### THE EXERCISE
Your task is to reproduce the entries below word for word.

### GIVEN DATA
_ _ _ _ _ _ _

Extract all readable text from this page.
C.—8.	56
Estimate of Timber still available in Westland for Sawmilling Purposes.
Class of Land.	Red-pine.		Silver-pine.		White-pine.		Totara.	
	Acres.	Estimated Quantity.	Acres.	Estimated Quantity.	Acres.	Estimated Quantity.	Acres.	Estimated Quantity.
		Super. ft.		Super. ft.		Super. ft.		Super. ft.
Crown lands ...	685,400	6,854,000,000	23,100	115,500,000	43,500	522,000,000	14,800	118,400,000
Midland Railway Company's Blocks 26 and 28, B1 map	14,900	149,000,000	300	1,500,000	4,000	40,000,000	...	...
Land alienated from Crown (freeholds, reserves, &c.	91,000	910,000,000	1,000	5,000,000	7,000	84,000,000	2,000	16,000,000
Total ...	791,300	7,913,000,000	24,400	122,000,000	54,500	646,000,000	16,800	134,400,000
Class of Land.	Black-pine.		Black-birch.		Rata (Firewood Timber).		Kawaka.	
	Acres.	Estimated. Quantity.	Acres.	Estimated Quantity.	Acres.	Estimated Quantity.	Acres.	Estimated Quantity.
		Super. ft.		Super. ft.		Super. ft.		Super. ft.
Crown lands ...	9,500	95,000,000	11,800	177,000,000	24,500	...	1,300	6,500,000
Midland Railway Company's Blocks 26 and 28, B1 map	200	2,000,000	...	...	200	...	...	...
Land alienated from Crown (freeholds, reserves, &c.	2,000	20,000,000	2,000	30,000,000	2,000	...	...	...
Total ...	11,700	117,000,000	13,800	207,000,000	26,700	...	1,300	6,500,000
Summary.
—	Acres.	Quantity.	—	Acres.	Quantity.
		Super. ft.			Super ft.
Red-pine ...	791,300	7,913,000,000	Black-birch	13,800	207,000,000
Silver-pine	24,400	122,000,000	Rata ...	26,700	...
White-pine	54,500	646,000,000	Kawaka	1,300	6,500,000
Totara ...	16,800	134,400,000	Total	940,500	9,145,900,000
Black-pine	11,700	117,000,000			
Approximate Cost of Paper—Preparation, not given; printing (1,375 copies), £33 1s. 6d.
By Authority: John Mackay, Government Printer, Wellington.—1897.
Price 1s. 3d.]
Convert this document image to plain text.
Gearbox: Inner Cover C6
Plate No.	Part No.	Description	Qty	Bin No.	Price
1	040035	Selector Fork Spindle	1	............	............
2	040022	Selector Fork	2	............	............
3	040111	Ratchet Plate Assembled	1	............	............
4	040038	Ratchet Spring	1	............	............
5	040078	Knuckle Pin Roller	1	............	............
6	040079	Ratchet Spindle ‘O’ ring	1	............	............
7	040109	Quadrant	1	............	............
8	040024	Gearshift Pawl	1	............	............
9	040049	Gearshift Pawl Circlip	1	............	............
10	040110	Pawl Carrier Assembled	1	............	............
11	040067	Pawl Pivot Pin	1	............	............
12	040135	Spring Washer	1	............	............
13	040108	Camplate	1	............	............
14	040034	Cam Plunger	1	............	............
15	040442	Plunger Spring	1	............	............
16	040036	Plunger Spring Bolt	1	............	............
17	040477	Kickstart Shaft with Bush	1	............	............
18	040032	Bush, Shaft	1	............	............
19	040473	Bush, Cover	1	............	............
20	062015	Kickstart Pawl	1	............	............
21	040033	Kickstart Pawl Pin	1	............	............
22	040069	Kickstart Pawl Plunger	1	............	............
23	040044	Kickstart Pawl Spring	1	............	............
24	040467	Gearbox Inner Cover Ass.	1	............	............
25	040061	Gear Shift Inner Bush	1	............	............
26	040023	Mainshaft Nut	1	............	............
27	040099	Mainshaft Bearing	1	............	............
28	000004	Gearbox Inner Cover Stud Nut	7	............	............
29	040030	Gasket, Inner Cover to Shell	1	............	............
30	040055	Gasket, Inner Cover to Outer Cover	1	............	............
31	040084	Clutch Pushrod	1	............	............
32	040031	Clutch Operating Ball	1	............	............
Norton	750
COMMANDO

_ _ _ _ _ _ _

### EXERCISE OUTPUT
Extract all readable text from this page.
C.—8.	56
Estimate of Timber still available in Westland for Sawmilling Purposes.
Class of Land.	Red-pine.		Silver-pine.		White-pine.		Totara.	
	Acres.	Estimated Quantity.	Acres.	Estimated Quantity.	Acres.	Estimated Quantity.	Acres.	Estimated Quantity.
		Super. ft.		Super. ft.		Super. ft.		Super. ft.
Crown lands ...	685,400	6,854,000,000	23,100	115,500,000	43,500	522,000,000	14,800	118,400,000
Midland Railway Company's Blocks 26 and 28, B1 map	14,900	149,000,000	300	1,500,000	4,000	40,000,000	...	...
Land alienated from Crown (freeholds, reserves, &c.	91,000	910,000,000	1,000	5,000,000	7,000	84,000,000	2,000	16,000,000
Total ...	791,300	7,913,000,000	24,400	122,000,000	54,500	646,000,000	16,800	134,400,000
Class of Land.	Black-pine.		Black-birch.		Rata (Firewood Timber).		Kawaka.	
	Acres.	Estimated. Quantity.	Acres.	Estimated Quantity.	Acres.	Estimated Quantity.	Acres.	Estimated Quantity.
		Super. ft.		Super. ft.		Super. ft.		Super. ft.
Crown lands ...	9,500	95,000,000	11,800	177,000,000	24,500	...	1,300	6,500,000
Midland Railway Company's Blocks 26 and 28, B1 map	200	2,000,000	...	...	200	...	...	...
Land alienated from Crown (freeholds, reserves, &c.	2,000	20,000,000	2,000	30,000,000	2,000	...	...	...
Total ...	11,700	117,000,000	13,800	207,000,000	26,700	...	1,300	6,500,000
Summary.
—	Acres.	Quantity.	—	Acres.	Quantity.
		Super. ft.			Super ft.
Red-pine ...	791,300	7,913,000,000	Black-birch	13,800	207,000,000
Silver-pine	24,400	122,000,000	Rata ...	26,700	...
White-pine	54,500	646,000,000	Kawaka	1,300	6,500,000
Totara ...	16,800	134,400,000	Total	940,500	9,145,900,000
Black-pine	11,700	117,000,000			
Approximate Cost of Paper—Preparation, not given; printing (1,375 copies), £33 1s. 6d.
By Authority: John Mackay, Government Printer, Wellington.—1897.
Price 1s. 3d.]
Convert this document image to plain text.
Gearbox: Inner Cover C6
Plate No.	Part No.	Description	Qty	Bin No.	Price
1	040035	Selector Fork Spindle	1	............	............
2	040022	Selector Fork	2	............	............
3	040111	Ratchet Plate Assembled	1	............	............
4	040038	Ratchet Spring	1	............	............
5	040078	Knuckle Pin Roller	1	............	............
6	040079	Ratchet Spindle ‘O’ ring	1	............	............
7	040109	Quadrant	1	............	............
8	040024	Gearshift Pawl	1	............	............
9	040049	Gearshift Pawl Circlip	1	............	............
10	040110	Pawl Carrier Assembled	1	............	............
11	040067	Pawl Pivot Pin	1	............	............
12	040135	Spring Washer	1	............	............
13	040108	Camplate	1	............	............
14	040034	Cam Plunger	1	............	............
15	040442	Plunger Spring	1	............	............
16	040036	Plunger Spring Bolt	1	............	............
17	040477	Kickstart Shaft with Bush	1	............	............
18	040032	Bush, Shaft	1	............	............
19	040473	Bush, Cover	1	............	............
20	062015	Kickstart Pawl	1	............	............
21	040033	Kickstart Pawl Pin	1	............	............
22	040069	Kickstart Pawl Plunger	1	............	............
23	040044	Kickstart Pawl Spring	1	............	............
24	040467	Gearbox Inner Cover Ass.	1	............	............
25	040061	Gear Shift Inner Bush	1	............	............
26	040023	Mainshaft Nut	1	............	............
27	040099	Mainshaft Bearing	1	............	............
28	000004	Gearbox Inner Cover Stud Nut	7	............	............
29	040030	Gasket, Inner Cover to Shell	1	............	............
30	040055	Gasket, Inner Cover to Outer Cover	1	............	............
31	040084	Clutch Pushrod	1	............	............
32	040031	Clutch Operating Ball	1	............	............
Norton	750
COMMANDO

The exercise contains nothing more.